[WRITTEN PROBLEM]: Take the line that contains "Decode this image" as the first and the last line of the material as the final one; set down exactly the lines in that span.
== DATASET EXCERPTS ==
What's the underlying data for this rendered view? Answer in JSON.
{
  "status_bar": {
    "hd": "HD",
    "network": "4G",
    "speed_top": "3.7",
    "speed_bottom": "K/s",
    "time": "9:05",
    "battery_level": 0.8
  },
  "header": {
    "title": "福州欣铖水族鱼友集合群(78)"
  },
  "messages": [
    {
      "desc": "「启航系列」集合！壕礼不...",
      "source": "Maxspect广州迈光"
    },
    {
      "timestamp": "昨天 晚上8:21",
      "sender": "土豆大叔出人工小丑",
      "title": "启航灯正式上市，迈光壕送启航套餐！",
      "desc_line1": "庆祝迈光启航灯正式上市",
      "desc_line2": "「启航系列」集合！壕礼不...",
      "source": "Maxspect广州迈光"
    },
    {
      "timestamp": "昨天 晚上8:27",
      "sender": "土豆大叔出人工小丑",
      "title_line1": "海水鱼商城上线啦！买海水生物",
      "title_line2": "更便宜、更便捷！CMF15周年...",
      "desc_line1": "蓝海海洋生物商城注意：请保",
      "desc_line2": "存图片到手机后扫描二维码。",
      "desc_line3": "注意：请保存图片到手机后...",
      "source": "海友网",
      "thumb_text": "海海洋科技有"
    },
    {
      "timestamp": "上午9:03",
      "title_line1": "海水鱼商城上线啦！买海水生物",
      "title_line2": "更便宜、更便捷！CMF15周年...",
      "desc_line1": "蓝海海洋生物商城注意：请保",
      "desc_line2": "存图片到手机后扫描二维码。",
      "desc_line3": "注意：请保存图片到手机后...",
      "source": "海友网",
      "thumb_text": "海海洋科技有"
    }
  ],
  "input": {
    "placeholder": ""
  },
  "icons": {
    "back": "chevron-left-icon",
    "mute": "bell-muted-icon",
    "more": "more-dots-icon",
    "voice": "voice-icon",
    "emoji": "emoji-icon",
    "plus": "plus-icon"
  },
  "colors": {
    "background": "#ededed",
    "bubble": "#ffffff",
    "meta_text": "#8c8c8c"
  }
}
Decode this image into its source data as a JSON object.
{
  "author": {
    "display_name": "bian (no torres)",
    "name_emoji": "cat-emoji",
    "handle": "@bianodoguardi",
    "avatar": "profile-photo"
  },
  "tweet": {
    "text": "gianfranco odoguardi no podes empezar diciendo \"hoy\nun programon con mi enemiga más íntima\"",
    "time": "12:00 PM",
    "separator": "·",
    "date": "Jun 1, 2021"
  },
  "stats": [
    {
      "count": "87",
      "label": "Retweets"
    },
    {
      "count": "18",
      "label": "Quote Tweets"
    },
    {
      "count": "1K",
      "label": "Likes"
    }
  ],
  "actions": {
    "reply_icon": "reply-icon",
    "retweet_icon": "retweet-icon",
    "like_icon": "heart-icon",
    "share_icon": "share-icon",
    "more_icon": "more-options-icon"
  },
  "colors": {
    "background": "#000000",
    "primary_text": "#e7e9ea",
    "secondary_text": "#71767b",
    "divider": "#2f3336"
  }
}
===
[REPLY]:
Decode this image into its source data as a JSON object.
{
  "author": {
    "display_name": "bian (no torres)",
    "name_emoji": "cat-emoji",
    "handle": "@bianodoguardi",
    "avatar": "profile-photo"
  },
  "tweet": {
    "text": "gianfranco odoguardi no podes empezar diciendo \"hoy\nun programon con mi enemiga más íntima\"",
    "time": "12:00 PM",
    "separator": "·",
    "date": "Jun 1, 2021"
  },
  "stats": [
    {
      "count": "87",
      "label": "Retweets"
    },
    {
      "count": "18",
      "label": "Quote Tweets"
    },
    {
      "count": "1K",
      "label": "Likes"
    }
  ],
  "actions": {
    "reply_icon": "reply-icon",
    "retweet_icon": "retweet-icon",
    "like_icon": "heart-icon",
    "share_icon": "share-icon",
    "more_icon": "more-options-icon"
  },
  "colors": {
    "background": "#000000",
    "primary_text": "#e7e9ea",
    "secondary_text": "#71767b",
    "divider": "#2f3336"
  }
}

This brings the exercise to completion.